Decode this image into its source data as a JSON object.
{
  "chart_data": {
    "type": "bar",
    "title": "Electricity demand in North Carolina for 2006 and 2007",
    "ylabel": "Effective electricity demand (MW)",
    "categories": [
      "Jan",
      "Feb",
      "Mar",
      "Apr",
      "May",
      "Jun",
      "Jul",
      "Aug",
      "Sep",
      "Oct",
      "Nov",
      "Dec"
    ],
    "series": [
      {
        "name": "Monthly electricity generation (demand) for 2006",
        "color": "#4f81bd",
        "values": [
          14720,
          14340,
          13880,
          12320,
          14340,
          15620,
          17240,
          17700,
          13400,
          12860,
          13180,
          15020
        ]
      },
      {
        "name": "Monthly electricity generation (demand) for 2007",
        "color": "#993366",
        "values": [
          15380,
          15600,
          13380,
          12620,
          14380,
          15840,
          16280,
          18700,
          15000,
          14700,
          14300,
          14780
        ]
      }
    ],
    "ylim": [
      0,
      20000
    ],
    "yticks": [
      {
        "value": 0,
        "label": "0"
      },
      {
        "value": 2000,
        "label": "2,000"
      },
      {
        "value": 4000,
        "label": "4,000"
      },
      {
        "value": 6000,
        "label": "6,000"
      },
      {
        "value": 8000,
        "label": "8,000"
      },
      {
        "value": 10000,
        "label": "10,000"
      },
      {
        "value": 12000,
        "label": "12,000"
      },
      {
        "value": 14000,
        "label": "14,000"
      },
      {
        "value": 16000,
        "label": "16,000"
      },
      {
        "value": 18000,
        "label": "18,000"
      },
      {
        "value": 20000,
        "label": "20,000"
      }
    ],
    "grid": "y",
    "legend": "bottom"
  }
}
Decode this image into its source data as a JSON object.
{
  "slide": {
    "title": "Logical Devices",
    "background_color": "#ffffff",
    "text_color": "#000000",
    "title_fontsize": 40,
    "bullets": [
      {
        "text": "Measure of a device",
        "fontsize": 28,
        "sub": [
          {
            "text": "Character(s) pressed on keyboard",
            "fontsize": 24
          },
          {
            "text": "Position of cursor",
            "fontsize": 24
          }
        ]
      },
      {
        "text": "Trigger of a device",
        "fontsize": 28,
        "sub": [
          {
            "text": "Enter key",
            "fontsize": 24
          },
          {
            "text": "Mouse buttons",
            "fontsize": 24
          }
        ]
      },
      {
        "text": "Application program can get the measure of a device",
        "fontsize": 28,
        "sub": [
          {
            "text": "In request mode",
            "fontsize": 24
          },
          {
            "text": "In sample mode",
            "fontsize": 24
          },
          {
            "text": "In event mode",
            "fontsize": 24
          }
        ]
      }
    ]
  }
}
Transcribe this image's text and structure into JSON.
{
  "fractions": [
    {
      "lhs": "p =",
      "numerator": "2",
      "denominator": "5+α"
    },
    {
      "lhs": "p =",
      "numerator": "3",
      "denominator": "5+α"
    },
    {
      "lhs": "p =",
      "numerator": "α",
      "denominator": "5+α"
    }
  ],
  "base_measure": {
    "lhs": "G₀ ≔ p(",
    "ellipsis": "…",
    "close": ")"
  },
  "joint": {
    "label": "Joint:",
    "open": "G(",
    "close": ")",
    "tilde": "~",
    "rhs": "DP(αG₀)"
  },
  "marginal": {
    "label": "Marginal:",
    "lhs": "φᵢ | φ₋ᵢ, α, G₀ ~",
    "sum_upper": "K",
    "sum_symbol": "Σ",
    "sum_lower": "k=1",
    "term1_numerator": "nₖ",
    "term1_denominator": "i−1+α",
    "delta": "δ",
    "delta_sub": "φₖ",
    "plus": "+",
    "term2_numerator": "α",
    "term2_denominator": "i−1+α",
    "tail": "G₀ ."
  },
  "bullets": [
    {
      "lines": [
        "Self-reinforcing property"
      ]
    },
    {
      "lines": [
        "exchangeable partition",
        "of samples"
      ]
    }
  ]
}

⁂

Choose all lines containing the string "name" and copy them out.

_WRITTEN SOLUTION_
        "name": "Monthly electricity generation (demand) for 2006",
        "name": "Monthly electricity generation (demand) for 2007",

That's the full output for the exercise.